* _EXERCISE AIM_
Sort through the entries below and pull out lines containing the word "index".

────────

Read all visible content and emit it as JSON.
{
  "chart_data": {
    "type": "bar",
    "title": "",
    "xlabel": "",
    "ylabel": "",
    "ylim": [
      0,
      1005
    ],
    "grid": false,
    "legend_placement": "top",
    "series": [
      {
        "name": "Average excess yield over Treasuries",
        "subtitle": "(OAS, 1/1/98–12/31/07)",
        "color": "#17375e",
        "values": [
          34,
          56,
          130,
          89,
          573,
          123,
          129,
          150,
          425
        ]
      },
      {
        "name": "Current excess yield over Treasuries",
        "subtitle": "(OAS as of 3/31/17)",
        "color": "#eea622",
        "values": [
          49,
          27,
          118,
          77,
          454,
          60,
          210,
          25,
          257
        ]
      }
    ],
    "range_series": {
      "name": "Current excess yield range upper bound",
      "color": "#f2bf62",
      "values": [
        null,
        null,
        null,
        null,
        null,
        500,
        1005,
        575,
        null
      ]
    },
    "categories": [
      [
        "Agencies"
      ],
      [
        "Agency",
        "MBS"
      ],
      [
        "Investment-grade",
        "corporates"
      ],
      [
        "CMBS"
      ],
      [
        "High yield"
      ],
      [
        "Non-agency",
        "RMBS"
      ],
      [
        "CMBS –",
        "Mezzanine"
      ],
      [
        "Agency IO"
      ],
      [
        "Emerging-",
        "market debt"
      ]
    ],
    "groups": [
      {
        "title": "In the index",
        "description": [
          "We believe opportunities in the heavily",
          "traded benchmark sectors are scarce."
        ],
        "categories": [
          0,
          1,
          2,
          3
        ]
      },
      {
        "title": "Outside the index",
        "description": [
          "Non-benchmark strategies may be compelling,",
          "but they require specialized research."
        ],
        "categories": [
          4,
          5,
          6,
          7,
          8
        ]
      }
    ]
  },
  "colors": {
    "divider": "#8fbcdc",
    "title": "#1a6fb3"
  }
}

────────

* _THE ANSWER_
        "title": "In the index",
        "title": "Outside the index",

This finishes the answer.